__Task to carry out__
Write out the whole listing, matching it exactly.

START Input records

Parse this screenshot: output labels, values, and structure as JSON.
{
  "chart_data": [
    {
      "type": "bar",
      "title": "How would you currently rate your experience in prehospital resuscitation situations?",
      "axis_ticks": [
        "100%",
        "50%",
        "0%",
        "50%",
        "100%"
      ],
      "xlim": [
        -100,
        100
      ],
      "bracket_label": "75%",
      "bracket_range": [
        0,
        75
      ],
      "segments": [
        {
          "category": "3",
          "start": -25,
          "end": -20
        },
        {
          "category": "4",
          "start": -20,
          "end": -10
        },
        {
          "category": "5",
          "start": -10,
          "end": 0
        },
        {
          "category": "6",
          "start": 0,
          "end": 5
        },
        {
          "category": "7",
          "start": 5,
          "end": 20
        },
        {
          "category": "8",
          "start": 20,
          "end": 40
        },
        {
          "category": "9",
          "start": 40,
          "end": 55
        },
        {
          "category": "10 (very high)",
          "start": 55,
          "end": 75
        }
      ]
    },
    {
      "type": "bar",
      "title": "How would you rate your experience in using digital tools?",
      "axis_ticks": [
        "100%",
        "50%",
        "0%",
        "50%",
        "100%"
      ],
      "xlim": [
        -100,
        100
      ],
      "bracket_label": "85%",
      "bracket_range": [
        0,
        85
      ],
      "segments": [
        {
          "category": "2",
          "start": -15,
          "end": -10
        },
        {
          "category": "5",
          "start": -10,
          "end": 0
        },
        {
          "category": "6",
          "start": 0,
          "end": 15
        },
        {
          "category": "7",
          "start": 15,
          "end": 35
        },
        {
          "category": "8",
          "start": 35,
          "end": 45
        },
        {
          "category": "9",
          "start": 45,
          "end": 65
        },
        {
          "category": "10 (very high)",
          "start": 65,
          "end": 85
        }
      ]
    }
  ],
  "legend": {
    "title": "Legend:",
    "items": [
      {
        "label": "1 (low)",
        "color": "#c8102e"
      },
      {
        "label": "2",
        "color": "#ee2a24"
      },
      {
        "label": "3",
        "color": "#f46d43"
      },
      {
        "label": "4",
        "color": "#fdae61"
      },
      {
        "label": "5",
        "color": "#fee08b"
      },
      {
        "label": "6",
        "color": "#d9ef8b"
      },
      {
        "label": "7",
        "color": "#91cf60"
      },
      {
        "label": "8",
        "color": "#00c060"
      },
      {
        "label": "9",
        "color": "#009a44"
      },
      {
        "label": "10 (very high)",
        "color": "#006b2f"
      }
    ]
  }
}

END Input records

__Correct output__
Parse this screenshot: output labels, values, and structure as JSON.
{
  "chart_data": [
    {
      "type": "bar",
      "title": "How would you currently rate your experience in prehospital resuscitation situations?",
      "axis_ticks": [
        "100%",
        "50%",
        "0%",
        "50%",
        "100%"
      ],
      "xlim": [
        -100,
        100
      ],
      "bracket_label": "75%",
      "bracket_range": [
        0,
        75
      ],
      "segments": [
        {
          "category": "3",
          "start": -25,
          "end": -20
        },
        {
          "category": "4",
          "start": -20,
          "end": -10
        },
        {
          "category": "5",
          "start": -10,
          "end": 0
        },
        {
          "category": "6",
          "start": 0,
          "end": 5
        },
        {
          "category": "7",
          "start": 5,
          "end": 20
        },
        {
          "category": "8",
          "start": 20,
          "end": 40
        },
        {
          "category": "9",
          "start": 40,
          "end": 55
        },
        {
          "category": "10 (very high)",
          "start": 55,
          "end": 75
        }
      ]
    },
    {
      "type": "bar",
      "title": "How would you rate your experience in using digital tools?",
      "axis_ticks": [
        "100%",
        "50%",
        "0%",
        "50%",
        "100%"
      ],
      "xlim": [
        -100,
        100
      ],
      "bracket_label": "85%",
      "bracket_range": [
        0,
        85
      ],
      "segments": [
        {
          "category": "2",
          "start": -15,
          "end": -10
        },
        {
          "category": "5",
          "start": -10,
          "end": 0
        },
        {
          "category": "6",
          "start": 0,
          "end": 15
        },
        {
          "category": "7",
          "start": 15,
          "end": 35
        },
        {
          "category": "8",
          "start": 35,
          "end": 45
        },
        {
          "category": "9",
          "start": 45,
          "end": 65
        },
        {
          "category": "10 (very high)",
          "start": 65,
          "end": 85
        }
      ]
    }
  ],
  "legend": {
    "title": "Legend:",
    "items": [
      {
        "label": "1 (low)",
        "color": "#c8102e"
      },
      {
        "label": "2",
        "color": "#ee2a24"
      },
      {
        "label": "3",
        "color": "#f46d43"
      },
      {
        "label": "4",
        "color": "#fdae61"
      },
      {
        "label": "5",
        "color": "#fee08b"
      },
      {
        "label": "6",
        "color": "#d9ef8b"
      },
      {
        "label": "7",
        "color": "#91cf60"
      },
      {
        "label": "8",
        "color": "#00c060"
      },
      {
        "label": "9",
        "color": "#009a44"
      },
      {
        "label": "10 (very high)",
        "color": "#006b2f"
      }
    ]
  }
}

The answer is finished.